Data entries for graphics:
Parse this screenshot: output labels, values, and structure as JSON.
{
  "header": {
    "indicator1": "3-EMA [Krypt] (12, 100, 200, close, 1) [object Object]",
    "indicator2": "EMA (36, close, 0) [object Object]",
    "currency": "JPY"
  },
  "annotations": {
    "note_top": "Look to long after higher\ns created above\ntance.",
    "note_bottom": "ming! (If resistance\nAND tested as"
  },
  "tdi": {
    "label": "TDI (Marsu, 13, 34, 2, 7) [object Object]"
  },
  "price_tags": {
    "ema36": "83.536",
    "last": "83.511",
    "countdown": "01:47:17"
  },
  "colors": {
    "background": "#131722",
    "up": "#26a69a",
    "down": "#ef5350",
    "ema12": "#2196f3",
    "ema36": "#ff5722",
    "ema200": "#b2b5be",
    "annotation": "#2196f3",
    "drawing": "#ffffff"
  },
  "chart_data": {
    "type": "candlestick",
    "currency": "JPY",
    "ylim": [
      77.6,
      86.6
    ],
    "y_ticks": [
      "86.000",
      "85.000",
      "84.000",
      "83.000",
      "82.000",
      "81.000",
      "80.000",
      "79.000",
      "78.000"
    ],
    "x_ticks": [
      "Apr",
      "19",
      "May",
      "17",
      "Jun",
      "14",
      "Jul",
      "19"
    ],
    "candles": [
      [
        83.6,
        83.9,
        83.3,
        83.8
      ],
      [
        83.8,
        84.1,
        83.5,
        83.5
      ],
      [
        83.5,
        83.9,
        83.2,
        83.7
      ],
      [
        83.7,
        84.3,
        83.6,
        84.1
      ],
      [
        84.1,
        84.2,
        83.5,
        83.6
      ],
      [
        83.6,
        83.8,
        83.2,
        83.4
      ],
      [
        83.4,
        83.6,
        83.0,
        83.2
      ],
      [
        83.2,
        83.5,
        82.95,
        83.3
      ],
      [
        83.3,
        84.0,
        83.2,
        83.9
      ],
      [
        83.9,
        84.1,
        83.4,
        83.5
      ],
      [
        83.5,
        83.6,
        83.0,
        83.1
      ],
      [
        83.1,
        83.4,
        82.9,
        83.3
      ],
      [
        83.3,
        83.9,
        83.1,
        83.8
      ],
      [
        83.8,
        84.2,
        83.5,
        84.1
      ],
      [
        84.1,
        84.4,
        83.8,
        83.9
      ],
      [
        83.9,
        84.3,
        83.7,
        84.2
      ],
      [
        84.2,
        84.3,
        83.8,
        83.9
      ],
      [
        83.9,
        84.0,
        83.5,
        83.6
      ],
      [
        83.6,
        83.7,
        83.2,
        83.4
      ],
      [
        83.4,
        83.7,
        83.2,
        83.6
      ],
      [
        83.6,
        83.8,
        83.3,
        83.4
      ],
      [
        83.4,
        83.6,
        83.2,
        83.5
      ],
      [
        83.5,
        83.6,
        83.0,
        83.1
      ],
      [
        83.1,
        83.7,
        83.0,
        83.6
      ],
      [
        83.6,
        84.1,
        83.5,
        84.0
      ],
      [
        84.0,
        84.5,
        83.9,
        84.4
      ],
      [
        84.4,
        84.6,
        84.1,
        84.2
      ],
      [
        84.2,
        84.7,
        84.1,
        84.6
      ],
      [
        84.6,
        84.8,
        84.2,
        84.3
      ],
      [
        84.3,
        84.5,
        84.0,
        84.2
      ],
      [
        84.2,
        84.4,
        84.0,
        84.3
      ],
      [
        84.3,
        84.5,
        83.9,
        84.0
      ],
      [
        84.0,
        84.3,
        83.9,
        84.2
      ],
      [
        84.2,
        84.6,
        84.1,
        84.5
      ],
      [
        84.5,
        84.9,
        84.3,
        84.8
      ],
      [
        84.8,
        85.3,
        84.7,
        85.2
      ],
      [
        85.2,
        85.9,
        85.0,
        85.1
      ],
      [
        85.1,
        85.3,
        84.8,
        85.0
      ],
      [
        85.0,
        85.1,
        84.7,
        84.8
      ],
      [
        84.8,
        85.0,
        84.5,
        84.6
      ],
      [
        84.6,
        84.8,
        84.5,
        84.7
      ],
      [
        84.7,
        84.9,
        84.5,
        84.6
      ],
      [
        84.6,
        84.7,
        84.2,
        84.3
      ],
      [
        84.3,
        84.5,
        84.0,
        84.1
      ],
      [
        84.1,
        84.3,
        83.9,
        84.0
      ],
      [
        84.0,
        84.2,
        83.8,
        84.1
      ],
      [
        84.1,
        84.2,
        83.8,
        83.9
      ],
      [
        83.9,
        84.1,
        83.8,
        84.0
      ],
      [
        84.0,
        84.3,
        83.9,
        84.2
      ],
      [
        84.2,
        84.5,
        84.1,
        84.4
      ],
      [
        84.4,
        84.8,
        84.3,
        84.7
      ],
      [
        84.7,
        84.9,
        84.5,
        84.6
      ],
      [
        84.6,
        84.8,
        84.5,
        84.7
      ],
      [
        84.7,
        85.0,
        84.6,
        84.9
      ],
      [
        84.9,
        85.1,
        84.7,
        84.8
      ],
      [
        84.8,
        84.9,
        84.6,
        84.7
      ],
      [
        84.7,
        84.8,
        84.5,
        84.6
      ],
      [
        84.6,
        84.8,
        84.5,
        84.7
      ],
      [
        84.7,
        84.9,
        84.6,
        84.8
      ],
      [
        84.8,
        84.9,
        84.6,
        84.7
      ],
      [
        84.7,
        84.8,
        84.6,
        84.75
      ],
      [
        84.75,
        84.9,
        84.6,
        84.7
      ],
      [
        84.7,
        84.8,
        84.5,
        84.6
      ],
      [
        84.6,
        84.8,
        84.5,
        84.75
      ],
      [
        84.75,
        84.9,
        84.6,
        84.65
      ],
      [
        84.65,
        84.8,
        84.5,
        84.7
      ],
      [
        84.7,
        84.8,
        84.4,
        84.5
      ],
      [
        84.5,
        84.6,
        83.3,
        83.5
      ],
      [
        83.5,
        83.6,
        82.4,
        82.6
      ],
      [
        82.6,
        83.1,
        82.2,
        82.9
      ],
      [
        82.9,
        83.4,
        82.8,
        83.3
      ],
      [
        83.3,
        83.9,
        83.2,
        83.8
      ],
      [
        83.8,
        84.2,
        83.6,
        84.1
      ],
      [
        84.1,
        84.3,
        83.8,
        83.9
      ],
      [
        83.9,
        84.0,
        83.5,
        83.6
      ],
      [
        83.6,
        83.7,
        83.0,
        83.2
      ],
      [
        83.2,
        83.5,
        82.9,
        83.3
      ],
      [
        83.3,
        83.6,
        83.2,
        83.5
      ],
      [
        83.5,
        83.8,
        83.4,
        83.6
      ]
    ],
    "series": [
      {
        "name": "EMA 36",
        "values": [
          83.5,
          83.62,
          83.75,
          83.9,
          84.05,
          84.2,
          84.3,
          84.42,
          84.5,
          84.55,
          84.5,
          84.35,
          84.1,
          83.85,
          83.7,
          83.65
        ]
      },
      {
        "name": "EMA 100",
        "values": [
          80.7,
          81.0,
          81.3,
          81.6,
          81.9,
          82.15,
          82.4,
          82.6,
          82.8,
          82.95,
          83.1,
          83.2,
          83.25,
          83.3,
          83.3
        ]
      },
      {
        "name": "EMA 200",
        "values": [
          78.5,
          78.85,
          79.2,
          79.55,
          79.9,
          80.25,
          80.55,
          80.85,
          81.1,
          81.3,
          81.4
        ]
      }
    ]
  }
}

### WORK TO DO
Using the entries above, return each line in which the word "close" occurs.

### REPLY TO THE EXERCISE
    "indicator1": "3-EMA [Krypt] (12, 100, 200, close, 1) [object Object]",
    "indicator2": "EMA (36, close, 0) [object Object]",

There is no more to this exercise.